▸ Stored dataset items
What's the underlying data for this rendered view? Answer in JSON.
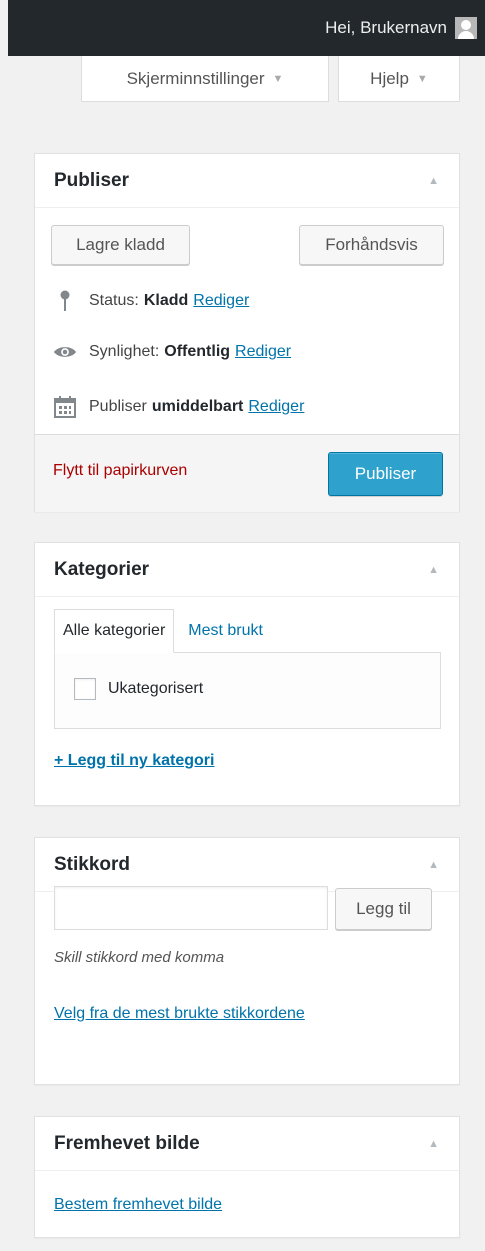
{
  "admin_bar": {
    "greeting": "Hei, Brukernavn"
  },
  "screen_meta": {
    "screen_options": "Skjerminnstillinger",
    "help": "Hjelp",
    "arrow": "▼"
  },
  "publish_box": {
    "title": "Publiser",
    "toggle": "▲",
    "save_draft": "Lagre kladd",
    "preview": "Forhåndsvis",
    "status": {
      "label": "Status:",
      "value": "Kladd",
      "edit": "Rediger"
    },
    "visibility": {
      "label": "Synlighet:",
      "value": "Offentlig",
      "edit": "Rediger"
    },
    "schedule": {
      "label": "Publiser",
      "value": "umiddelbart",
      "edit": "Rediger"
    },
    "trash": "Flytt til papirkurven",
    "publish": "Publiser"
  },
  "categories_box": {
    "title": "Kategorier",
    "toggle": "▲",
    "tab_all": "Alle kategorier",
    "tab_popular": "Mest brukt",
    "items": [
      {
        "label": "Ukategorisert",
        "checked": false
      }
    ],
    "add_new": "+ Legg til ny kategori"
  },
  "tags_box": {
    "title": "Stikkord",
    "toggle": "▲",
    "input_value": "",
    "add_button": "Legg til",
    "hint": "Skill stikkord med komma",
    "choose_popular": "Velg fra de mest brukte stikkordene"
  },
  "featured_box": {
    "title": "Fremhevet bilde",
    "toggle": "▲",
    "set_link": "Bestem fremhevet bilde"
  },
  "colors": {
    "admin_bar": "#23282d",
    "link": "#0073aa",
    "primary_button": "#2ea2cc",
    "trash": "#a00"
  }
}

▸ To do
Using the material above, state how many lines include the string "title". Answer with a single number.

▸ Solution for this exercise
4